* _Written request_:
Starting at the first of the lines below and ending with the line that contains "chart-title: IMMIGRANTS FROM", inclusive, give each line as one string in a JSON list. Leave out blank lines.

* _Dataset excerpts_:
- - - - -

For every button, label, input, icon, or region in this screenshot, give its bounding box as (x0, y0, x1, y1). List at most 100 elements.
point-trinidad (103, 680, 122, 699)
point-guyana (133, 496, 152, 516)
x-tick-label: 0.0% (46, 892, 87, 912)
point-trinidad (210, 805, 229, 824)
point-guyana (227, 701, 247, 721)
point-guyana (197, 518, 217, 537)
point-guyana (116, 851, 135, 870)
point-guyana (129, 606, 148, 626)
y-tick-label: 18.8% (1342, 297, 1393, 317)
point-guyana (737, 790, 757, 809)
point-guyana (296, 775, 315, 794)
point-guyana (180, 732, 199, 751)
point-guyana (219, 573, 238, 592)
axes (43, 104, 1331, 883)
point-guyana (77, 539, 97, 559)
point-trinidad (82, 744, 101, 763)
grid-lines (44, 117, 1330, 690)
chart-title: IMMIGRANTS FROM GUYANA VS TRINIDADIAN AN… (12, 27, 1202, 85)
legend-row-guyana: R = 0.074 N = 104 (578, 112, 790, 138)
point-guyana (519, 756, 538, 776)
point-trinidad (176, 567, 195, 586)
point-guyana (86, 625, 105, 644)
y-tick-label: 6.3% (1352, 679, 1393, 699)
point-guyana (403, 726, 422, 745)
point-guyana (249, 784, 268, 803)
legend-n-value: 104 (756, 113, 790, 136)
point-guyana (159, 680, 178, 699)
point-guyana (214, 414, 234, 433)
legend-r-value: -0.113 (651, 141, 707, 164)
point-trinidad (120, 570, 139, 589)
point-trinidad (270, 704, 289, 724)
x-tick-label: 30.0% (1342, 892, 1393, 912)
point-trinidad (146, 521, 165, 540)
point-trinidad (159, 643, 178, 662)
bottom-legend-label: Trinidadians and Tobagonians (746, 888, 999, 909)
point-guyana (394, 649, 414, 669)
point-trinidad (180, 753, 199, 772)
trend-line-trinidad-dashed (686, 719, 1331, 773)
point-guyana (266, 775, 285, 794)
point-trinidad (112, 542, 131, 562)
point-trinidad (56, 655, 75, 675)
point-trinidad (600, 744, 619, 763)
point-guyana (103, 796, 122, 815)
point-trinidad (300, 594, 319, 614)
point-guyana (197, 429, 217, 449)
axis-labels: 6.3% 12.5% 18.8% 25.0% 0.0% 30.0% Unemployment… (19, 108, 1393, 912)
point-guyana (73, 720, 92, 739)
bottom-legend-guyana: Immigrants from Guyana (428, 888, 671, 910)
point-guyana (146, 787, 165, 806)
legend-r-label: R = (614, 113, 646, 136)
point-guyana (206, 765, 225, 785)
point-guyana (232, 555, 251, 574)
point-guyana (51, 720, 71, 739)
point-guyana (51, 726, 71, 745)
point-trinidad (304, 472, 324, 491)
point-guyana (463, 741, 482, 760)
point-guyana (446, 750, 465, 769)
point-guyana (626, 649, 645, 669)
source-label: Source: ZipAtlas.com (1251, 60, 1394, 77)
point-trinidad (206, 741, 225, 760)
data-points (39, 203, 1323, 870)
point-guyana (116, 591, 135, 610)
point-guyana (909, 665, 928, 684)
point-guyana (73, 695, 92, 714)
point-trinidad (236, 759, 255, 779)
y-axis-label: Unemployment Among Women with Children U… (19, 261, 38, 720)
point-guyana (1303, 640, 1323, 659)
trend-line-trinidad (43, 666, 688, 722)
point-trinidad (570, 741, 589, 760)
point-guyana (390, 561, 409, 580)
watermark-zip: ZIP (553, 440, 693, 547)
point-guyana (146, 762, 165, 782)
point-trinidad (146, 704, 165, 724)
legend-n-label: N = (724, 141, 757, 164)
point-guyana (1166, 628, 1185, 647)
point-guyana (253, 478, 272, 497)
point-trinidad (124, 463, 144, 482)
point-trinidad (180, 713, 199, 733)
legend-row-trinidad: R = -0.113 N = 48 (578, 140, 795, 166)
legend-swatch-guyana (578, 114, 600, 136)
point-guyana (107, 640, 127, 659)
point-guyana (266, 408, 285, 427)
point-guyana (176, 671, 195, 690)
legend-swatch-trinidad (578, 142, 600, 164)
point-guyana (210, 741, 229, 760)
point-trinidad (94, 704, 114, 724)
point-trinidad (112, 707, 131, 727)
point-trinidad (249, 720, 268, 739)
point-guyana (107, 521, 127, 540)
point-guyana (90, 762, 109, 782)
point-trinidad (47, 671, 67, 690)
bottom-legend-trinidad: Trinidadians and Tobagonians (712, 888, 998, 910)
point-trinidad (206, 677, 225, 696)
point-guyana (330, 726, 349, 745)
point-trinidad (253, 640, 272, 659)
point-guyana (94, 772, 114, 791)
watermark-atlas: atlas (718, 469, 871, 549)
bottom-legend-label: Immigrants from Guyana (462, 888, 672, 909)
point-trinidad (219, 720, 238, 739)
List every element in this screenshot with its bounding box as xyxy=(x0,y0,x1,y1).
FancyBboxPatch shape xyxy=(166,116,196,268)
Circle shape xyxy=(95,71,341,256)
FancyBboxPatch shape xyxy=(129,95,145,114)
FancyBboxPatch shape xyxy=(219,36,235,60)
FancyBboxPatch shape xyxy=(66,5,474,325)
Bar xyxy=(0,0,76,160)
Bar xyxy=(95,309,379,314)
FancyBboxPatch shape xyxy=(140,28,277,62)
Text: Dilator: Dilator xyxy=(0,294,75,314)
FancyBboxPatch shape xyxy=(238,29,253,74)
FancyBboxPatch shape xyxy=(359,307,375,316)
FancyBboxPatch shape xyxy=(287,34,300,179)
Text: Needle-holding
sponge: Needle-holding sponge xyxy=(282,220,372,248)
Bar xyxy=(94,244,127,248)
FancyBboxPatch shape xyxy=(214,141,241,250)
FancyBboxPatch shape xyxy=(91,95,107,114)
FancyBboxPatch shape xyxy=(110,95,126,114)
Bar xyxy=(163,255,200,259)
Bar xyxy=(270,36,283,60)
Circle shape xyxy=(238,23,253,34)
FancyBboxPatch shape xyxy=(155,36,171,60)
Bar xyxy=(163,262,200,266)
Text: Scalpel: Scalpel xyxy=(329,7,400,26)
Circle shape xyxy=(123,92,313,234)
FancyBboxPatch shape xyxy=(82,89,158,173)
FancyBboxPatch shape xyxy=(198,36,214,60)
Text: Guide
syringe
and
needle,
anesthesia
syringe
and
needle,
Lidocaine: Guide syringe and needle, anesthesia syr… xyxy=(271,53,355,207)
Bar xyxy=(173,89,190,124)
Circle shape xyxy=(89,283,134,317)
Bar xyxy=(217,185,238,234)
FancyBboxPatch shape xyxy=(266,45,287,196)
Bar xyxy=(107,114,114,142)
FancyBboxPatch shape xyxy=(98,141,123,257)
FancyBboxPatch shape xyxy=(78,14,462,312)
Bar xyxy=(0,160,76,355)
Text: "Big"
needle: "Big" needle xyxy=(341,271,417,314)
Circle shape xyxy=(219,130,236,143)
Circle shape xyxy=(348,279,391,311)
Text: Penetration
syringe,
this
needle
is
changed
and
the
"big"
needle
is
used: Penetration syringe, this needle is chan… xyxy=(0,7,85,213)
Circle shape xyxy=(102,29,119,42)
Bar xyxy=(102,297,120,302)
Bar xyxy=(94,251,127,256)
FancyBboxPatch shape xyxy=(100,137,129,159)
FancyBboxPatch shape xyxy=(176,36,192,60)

- - - - -

* _Solution to the exercise_:
[
  "For every button, label, input, icon, or region in this screenshot, give its bounding box as (x0, y0, x1, y1). List at most 100 elements.",
  "point-trinidad (103, 680, 122, 699)",
  "point-guyana (133, 496, 152, 516)",
  "x-tick-label: 0.0% (46, 892, 87, 912)",
  "point-trinidad (210, 805, 229, 824)",
  "point-guyana (227, 701, 247, 721)",
  "point-guyana (197, 518, 217, 537)",
  "point-guyana (116, 851, 135, 870)",
  "point-guyana (129, 606, 148, 626)",
  "y-tick-label: 18.8% (1342, 297, 1393, 317)",
  "point-guyana (737, 790, 757, 809)",
  "point-guyana (296, 775, 315, 794)",
  "point-guyana (180, 732, 199, 751)",
  "point-guyana (219, 573, 238, 592)",
  "axes (43, 104, 1331, 883)",
  "point-guyana (77, 539, 97, 559)",
  "point-trinidad (82, 744, 101, 763)",
  "grid-lines (44, 117, 1330, 690)",
  "chart-title: IMMIGRANTS FROM GUYANA VS TRINIDADIAN AN… (12, 27, 1202, 85)"
]